-- start Stored rows --

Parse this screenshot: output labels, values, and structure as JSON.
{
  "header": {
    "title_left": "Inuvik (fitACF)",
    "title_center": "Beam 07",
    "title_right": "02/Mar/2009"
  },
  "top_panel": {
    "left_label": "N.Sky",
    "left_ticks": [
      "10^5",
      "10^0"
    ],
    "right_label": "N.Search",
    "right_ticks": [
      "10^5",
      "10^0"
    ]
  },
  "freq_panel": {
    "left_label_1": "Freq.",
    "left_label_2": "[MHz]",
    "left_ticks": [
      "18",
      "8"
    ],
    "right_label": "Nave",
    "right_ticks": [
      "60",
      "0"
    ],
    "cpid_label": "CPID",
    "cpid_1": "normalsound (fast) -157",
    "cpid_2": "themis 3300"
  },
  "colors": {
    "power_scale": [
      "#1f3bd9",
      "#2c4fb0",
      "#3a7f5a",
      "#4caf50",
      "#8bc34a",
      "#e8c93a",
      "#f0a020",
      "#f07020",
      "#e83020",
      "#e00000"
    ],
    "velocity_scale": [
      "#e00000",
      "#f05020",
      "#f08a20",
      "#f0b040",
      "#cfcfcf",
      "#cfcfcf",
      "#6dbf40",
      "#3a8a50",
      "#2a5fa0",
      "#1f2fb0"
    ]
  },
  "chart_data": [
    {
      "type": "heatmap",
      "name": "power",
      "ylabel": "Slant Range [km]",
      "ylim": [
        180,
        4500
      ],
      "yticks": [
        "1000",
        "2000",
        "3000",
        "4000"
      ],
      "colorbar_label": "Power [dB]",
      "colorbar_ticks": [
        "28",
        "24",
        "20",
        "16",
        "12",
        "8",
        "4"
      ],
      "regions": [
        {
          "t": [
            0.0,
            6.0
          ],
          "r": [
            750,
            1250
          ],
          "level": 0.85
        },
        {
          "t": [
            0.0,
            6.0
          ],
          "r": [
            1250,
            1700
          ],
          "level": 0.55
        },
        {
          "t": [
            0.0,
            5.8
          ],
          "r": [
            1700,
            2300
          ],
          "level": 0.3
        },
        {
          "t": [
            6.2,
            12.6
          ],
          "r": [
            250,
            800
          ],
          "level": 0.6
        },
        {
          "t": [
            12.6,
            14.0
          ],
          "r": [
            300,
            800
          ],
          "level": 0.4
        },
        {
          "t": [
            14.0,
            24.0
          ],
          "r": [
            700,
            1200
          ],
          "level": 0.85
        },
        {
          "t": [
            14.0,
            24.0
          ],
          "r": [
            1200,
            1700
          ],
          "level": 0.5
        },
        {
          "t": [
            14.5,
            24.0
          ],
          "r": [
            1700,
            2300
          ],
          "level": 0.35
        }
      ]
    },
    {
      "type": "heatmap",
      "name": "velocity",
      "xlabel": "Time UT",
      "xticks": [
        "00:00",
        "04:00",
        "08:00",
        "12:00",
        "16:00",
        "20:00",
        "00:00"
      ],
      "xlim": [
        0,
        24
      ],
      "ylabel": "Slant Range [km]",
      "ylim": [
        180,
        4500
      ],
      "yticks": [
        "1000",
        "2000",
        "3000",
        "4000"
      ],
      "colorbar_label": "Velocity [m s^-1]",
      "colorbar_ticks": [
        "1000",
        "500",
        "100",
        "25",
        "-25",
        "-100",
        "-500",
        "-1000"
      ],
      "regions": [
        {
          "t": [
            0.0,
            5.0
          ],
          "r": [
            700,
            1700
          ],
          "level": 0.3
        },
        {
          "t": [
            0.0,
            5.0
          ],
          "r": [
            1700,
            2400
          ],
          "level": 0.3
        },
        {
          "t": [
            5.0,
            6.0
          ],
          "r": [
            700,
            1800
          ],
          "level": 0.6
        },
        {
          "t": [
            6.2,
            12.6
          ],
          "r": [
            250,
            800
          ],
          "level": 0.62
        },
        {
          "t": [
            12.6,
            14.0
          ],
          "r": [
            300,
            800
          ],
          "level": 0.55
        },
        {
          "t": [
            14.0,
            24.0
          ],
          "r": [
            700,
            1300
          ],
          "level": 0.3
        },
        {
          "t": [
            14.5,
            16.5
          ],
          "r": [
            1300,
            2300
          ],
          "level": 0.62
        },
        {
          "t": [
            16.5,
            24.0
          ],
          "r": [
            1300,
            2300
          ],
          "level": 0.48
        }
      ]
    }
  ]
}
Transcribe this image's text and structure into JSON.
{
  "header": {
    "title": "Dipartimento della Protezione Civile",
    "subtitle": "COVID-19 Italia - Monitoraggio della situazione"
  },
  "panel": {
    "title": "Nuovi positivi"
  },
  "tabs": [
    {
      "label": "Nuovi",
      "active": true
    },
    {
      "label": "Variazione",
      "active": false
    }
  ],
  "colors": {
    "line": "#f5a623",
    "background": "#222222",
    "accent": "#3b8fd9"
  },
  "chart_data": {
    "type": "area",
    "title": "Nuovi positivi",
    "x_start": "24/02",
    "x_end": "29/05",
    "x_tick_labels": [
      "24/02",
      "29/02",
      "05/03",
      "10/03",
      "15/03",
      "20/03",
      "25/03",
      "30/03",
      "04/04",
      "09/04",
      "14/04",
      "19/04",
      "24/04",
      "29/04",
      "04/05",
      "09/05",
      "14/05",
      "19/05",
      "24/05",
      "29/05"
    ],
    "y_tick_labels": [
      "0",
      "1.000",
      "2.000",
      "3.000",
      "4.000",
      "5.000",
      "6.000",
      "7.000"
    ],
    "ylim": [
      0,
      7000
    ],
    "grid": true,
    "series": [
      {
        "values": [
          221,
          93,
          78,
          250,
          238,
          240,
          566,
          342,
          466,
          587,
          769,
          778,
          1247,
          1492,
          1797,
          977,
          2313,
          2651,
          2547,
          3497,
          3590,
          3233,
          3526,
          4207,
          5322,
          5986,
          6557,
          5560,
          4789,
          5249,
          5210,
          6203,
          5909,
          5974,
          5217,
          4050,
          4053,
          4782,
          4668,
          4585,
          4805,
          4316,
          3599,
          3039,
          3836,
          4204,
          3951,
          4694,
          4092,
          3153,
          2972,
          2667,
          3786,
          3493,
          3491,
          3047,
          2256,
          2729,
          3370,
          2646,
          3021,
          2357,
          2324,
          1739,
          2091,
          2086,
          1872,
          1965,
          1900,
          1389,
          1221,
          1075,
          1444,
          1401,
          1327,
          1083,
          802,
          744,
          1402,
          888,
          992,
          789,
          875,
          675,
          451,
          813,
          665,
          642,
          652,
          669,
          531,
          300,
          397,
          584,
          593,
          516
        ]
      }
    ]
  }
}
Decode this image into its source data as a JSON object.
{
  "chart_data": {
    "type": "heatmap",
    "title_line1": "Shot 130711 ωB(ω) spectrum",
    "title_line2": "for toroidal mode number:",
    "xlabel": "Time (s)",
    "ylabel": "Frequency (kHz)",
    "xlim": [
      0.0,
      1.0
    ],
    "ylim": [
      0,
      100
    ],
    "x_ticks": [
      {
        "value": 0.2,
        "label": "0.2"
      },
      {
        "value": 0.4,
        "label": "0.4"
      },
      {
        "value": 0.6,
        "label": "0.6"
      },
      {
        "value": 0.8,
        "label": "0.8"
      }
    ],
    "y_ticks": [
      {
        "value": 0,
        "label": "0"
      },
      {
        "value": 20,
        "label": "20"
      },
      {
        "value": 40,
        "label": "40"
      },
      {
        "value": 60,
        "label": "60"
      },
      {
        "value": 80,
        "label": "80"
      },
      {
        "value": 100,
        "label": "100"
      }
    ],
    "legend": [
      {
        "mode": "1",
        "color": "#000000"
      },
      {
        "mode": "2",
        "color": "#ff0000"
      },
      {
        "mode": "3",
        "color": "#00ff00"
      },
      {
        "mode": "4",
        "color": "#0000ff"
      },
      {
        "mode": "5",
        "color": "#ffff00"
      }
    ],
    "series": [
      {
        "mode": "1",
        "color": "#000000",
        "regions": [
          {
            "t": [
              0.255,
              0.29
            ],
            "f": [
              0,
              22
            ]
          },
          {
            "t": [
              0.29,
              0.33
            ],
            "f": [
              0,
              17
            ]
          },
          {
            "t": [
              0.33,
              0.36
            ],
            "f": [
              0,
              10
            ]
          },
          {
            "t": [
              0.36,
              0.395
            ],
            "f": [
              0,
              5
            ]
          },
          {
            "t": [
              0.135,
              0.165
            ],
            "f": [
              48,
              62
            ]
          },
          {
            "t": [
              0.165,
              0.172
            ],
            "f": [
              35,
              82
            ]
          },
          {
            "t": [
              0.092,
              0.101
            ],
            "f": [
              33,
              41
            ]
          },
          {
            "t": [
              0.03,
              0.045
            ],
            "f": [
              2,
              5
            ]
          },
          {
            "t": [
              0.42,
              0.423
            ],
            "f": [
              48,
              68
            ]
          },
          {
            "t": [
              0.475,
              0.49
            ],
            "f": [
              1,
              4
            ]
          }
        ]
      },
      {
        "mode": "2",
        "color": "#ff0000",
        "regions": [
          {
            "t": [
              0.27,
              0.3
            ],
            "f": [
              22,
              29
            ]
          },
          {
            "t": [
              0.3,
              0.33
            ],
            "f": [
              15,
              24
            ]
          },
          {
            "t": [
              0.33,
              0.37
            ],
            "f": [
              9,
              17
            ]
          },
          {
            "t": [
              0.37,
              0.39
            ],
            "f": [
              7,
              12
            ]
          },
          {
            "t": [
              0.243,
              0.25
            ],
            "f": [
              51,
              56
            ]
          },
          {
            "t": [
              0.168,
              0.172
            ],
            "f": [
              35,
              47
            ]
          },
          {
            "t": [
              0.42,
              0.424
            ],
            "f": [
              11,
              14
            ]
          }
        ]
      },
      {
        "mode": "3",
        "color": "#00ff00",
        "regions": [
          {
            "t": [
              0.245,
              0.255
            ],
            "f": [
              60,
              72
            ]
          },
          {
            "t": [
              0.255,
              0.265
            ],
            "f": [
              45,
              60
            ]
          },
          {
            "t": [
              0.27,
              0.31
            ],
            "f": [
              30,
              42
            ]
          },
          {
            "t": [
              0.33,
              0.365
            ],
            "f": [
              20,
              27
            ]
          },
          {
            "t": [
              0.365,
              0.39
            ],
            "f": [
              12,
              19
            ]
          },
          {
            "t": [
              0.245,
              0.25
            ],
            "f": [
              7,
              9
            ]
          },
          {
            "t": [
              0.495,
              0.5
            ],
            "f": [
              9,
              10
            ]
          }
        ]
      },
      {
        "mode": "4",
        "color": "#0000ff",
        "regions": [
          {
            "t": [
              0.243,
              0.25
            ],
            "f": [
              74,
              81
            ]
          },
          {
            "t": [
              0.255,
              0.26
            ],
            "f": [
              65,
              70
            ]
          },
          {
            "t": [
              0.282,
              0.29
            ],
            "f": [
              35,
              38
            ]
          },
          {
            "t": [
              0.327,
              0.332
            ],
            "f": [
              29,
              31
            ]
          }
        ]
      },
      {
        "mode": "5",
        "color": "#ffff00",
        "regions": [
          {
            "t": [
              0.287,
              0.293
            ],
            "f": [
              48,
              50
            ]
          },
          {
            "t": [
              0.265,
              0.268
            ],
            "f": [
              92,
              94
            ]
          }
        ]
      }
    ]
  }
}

-- end Stored rows --

# To be done
Out of the preceding entries, pull every line containing the string "structure".

# Answer in full
Parse this screenshot: output labels, values, and structure as JSON.
Transcribe this image's text and structure into JSON.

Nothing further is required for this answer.